Reproduce the records verbatim, beginning with the first line and ending after the line that contains "table1-cell: ۶,۳۲۳ (881, 458, 1071, 513)".

Element and bounding-box listings
────

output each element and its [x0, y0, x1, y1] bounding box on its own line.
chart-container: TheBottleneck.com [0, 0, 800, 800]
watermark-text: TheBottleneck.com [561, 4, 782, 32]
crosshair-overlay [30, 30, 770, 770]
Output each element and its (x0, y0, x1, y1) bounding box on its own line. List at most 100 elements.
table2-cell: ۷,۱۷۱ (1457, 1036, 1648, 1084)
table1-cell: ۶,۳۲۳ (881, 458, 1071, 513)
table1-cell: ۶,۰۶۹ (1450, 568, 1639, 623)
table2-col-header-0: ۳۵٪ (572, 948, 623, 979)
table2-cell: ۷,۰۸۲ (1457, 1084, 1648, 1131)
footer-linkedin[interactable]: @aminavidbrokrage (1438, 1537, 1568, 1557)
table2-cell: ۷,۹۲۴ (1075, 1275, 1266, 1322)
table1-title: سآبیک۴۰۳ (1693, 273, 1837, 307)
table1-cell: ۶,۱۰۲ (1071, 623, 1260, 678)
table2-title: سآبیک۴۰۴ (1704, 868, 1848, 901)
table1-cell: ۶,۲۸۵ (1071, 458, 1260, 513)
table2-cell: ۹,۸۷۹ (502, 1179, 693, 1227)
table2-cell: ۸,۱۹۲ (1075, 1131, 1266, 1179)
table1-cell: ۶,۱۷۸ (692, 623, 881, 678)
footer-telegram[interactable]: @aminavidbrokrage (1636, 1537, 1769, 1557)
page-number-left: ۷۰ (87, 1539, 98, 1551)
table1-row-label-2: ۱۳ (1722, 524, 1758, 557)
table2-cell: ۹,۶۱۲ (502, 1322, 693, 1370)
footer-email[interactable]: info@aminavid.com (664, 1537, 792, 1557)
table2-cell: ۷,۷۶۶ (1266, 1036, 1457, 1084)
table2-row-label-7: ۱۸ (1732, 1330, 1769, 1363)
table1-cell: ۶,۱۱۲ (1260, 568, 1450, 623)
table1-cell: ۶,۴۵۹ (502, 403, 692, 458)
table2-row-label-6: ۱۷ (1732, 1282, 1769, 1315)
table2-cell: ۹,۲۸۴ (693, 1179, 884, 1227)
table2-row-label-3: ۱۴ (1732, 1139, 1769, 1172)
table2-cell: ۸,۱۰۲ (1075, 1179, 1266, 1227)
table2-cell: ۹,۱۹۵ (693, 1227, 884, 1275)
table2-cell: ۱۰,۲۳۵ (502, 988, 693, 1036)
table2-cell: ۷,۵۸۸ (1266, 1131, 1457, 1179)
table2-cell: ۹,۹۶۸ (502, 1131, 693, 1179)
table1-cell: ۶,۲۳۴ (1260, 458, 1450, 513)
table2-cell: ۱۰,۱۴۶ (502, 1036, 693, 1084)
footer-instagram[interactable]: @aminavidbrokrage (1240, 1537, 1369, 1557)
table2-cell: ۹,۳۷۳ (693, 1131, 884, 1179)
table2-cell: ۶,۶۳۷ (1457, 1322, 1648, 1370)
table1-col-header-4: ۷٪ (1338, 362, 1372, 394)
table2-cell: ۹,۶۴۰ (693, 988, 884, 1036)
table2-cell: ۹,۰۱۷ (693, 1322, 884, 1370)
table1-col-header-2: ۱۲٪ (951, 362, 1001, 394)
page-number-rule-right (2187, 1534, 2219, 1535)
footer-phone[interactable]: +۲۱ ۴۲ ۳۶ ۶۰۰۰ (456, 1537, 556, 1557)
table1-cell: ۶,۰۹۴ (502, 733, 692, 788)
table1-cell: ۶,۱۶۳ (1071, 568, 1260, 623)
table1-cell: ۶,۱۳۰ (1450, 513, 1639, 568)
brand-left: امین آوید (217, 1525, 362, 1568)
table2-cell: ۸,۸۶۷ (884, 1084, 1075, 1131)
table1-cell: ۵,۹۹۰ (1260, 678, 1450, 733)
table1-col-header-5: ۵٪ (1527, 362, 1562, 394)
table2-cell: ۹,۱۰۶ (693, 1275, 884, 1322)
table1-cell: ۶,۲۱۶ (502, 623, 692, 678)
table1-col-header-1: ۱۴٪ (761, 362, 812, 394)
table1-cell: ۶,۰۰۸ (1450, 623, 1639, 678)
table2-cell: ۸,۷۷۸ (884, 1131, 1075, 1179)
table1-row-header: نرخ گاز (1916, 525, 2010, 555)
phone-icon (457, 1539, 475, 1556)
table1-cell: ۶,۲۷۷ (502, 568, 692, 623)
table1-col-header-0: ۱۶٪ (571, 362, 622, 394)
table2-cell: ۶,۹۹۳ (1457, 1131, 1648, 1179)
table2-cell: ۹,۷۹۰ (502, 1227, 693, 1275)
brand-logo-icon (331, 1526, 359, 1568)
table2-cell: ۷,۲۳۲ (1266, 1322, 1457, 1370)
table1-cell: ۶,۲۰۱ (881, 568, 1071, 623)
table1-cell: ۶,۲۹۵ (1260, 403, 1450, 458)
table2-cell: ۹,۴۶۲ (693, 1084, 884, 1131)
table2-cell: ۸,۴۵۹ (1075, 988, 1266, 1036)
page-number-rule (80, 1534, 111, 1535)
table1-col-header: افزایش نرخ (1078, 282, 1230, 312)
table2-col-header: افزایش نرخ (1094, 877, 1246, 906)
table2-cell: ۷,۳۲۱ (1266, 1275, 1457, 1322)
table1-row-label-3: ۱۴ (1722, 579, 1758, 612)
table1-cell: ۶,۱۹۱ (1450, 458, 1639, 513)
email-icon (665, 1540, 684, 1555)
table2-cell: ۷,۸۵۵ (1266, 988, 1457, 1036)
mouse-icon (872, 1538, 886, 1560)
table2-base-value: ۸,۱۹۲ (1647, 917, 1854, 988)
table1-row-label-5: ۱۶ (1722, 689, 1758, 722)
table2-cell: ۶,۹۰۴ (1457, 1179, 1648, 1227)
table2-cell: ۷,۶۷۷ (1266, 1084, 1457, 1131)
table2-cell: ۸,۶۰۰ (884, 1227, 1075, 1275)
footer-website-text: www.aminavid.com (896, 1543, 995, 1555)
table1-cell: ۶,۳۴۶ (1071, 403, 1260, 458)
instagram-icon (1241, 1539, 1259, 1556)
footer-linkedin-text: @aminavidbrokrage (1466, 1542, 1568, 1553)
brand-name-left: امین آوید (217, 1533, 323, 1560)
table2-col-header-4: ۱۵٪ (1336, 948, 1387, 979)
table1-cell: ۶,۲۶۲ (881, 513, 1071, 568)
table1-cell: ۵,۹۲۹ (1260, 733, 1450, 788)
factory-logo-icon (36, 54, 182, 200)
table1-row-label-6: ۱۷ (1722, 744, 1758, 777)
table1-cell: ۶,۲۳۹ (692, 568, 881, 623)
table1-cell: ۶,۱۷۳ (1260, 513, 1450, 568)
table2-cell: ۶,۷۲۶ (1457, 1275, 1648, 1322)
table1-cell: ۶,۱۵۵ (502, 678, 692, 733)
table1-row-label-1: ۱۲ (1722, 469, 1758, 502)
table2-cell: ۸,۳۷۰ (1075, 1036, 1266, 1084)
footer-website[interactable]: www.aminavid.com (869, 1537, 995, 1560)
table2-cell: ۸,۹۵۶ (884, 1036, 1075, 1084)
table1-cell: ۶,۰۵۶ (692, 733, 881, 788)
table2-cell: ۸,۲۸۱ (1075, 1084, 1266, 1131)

────

THE COMPLETED TASK:
output each element and its [x0, y0, x1, y1] bounding box on its own line.
chart-container: TheBottleneck.com [0, 0, 800, 800]
watermark-text: TheBottleneck.com [561, 4, 782, 32]
crosshair-overlay [30, 30, 770, 770]
Output each element and its (x0, y0, x1, y1) bounding box on its own line. List at most 100 elements.
table2-cell: ۷,۱۷۱ (1457, 1036, 1648, 1084)
table1-cell: ۶,۳۲۳ (881, 458, 1071, 513)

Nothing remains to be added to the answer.